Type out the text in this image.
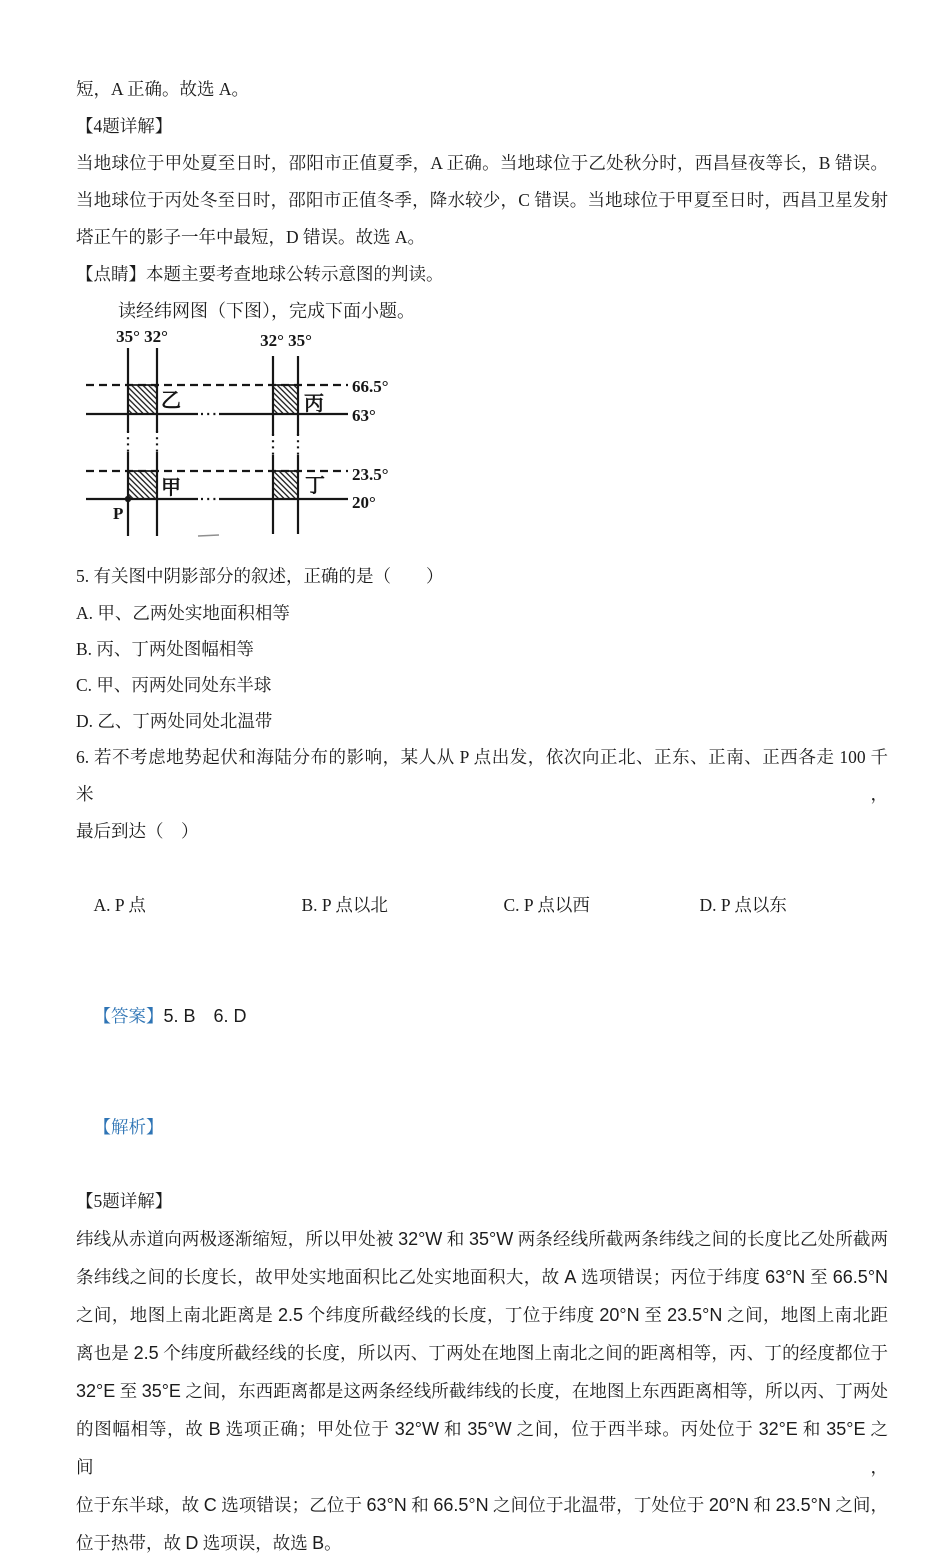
短，A 正确。故选 A。
【4题详解】
当地球位于甲处夏至日时，邵阳市正值夏季，A 正确。当地球位于乙处秋分时，西昌昼夜等长，B 错误。
当地球位于丙处冬至日时，邵阳市正值冬季，降水较少，C 错误。当地球位于甲夏至日时，西昌卫星发射
塔正午的影子一年中最短，D 错误。故选 A。
【点睛】本题主要考查地球公转示意图的判读。
读经纬网图（下图），完成下面小题。
35° 32°	32° 35°
66.5°
63°
23.5°
20°
乙	丙
甲	丁
P
5. 有关图中阴影部分的叙述，正确的是（　　）
A. 甲、乙两处实地面积相等
B. 丙、丁两处图幅相等
C. 甲、丙两处同处东半球
D. 乙、丁两处同处北温带
6. 若不考虑地势起伏和海陆分布的影响，某人从 P 点出发，依次向正北、正东、正南、正西各走 100 千米，
最后到达（　）

A. P 点	B. P 点以北	C. P 点以西	D. P 点以东

【答案】5. B　6. D

【解析】

【5题详解】
纬线从赤道向两极逐渐缩短，所以甲处被 32°W 和 35°W 两条经线所截两条纬线之间的长度比乙处所截两
条纬线之间的长度长，故甲处实地面积比乙处实地面积大，故 A 选项错误；丙位于纬度 63°N 至 66.5°N
之间，地图上南北距离是 2.5 个纬度所截经线的长度，丁位于纬度 20°N 至 23.5°N 之间，地图上南北距
离也是 2.5 个纬度所截经线的长度，所以丙、丁两处在地图上南北之间的距离相等，丙、丁的经度都位于
32°E 至 35°E 之间，东西距离都是这两条经线所截纬线的长度，在地图上东西距离相等，所以丙、丁两处
的图幅相等，故 B 选项正确；甲处位于 32°W 和 35°W 之间，位于西半球。丙处位于 32°E 和 35°E 之间，
位于东半球，故 C 选项错误；乙位于 63°N 和 66.5°N 之间位于北温带，丁处位于 20°N 和 23.5°N 之间，
位于热带，故 D 选项误，故选 B。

DIRECTION
Search the entries for "选项错误" and copy out each line that has it.

ANSWER BELOW
条纬线之间的长度长，故甲处实地面积比乙处实地面积大，故 A 选项错误；丙位于纬度 63°N 至 66.5°N
位于东半球，故 C 选项错误；乙位于 63°N 和 66.5°N 之间位于北温带，丁处位于 20°N 和 23.5°N 之间，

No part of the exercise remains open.